• Aufgabe: Gib aus dem Artikel über den Prozess in Hof den Abschnitt von „In Hof wehrt“ bis „Zuwanderer zu erziehen?“ wörtlich wieder.
━━━ Angezeigter Auszug
Prozess:"Ich habe große Liebe für die Dame gehabt"

A woman walks in front of the main railway station in Cologne

Nicht nur vor dem Hauptbahnhof in Köln kam es zum Jahreswechsel zu sexuellen Übergriffen auf Frauen.

(Foto: Wolfgang Rattay/Reuters)

In Hof wehrt sich ein junger Iraker dagegen, wegen sexueller Nötigung lange in Haft zu müssen . Darf die Justiz ein hartes Exempel statuieren, um kriminelle Zuwanderer zu erziehen?

Von Ulrike Heidenreich, Hof

Die Urteilsbegründung ist ungewöhnlich: "Der Angeklagte kam nach Deutschland, um sich einer Gefährdung seiner Sicherheit in seinem Heimatland zu entziehen und hier das Leben in Freiheit und Sicherheit auszunutzen. Ihm und vergleichbaren Personen muss deshalb deutlich durch eine hohe Strafe vor Augen geführt werden, dass das Leben in Freiheit und Sicherheit auch beinhaltet, dass man keine anderen Rechtsgüter verletzt, insbesondere sich an die ethischen Werte in seinem Gastland hält."
━━━━━━
━━━ Rohdaten
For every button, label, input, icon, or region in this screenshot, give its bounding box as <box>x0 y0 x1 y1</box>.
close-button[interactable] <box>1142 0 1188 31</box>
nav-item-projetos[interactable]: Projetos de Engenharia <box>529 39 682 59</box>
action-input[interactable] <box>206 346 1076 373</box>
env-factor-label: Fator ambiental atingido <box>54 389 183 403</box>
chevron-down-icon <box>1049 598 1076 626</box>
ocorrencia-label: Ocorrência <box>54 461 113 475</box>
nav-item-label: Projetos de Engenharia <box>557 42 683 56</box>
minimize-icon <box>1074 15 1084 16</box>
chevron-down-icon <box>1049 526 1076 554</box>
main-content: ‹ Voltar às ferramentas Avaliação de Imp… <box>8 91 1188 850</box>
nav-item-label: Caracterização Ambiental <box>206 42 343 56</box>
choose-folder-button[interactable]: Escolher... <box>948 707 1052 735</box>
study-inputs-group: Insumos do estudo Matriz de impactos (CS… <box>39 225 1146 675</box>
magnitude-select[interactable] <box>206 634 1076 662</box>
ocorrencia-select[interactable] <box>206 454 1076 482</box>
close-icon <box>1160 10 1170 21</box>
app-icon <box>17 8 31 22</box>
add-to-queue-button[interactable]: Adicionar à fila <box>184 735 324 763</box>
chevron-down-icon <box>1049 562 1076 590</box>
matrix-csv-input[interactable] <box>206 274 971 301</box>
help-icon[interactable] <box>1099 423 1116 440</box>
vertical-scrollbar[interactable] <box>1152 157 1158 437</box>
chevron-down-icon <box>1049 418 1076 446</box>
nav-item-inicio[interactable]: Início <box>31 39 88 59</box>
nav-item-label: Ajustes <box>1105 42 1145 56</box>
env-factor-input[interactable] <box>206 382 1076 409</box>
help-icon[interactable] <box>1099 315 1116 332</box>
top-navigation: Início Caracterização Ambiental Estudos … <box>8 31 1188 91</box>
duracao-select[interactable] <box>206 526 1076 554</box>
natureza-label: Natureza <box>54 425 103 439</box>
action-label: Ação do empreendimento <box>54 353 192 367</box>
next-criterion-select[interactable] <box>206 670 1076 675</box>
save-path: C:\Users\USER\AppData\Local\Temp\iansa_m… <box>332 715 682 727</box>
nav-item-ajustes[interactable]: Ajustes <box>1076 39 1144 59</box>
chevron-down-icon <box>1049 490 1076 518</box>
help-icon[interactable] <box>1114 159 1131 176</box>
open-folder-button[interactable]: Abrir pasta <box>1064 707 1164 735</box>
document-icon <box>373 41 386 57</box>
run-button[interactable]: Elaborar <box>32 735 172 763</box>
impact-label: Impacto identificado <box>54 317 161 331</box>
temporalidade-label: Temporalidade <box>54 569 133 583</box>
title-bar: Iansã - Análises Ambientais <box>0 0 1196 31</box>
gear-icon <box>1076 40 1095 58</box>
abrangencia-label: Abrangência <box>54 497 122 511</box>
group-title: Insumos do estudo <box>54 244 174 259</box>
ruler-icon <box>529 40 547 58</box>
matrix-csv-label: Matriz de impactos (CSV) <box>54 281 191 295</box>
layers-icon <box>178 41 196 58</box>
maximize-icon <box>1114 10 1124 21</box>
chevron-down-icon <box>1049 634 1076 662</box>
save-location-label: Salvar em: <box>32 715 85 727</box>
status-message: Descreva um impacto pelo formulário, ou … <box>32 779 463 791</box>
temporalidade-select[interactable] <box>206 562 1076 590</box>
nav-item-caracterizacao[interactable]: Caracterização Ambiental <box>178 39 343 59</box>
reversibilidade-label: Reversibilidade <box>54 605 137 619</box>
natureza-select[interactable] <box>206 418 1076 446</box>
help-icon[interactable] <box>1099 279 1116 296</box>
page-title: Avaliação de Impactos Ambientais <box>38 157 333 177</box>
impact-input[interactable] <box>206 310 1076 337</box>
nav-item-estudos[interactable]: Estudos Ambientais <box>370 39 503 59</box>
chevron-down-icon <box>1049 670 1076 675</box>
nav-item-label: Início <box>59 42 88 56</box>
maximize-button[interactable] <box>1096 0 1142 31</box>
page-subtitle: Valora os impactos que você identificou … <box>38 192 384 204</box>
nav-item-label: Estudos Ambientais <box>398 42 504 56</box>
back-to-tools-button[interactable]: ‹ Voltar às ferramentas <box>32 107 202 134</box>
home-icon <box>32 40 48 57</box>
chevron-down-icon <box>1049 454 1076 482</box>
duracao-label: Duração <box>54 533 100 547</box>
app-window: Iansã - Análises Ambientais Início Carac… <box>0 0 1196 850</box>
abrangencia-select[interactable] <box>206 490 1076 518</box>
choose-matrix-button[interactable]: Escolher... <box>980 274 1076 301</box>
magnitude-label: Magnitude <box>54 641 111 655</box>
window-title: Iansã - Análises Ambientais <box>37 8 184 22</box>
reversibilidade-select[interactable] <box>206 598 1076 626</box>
━━━━━━
• Vollständige Antwort:
In Hof wehrt sich ein junger Iraker dagegen, wegen sexueller Nötigung lange in Haft zu müssen . Darf die Justiz ein hartes Exempel statuieren, um kriminelle Zuwanderer zu erziehen?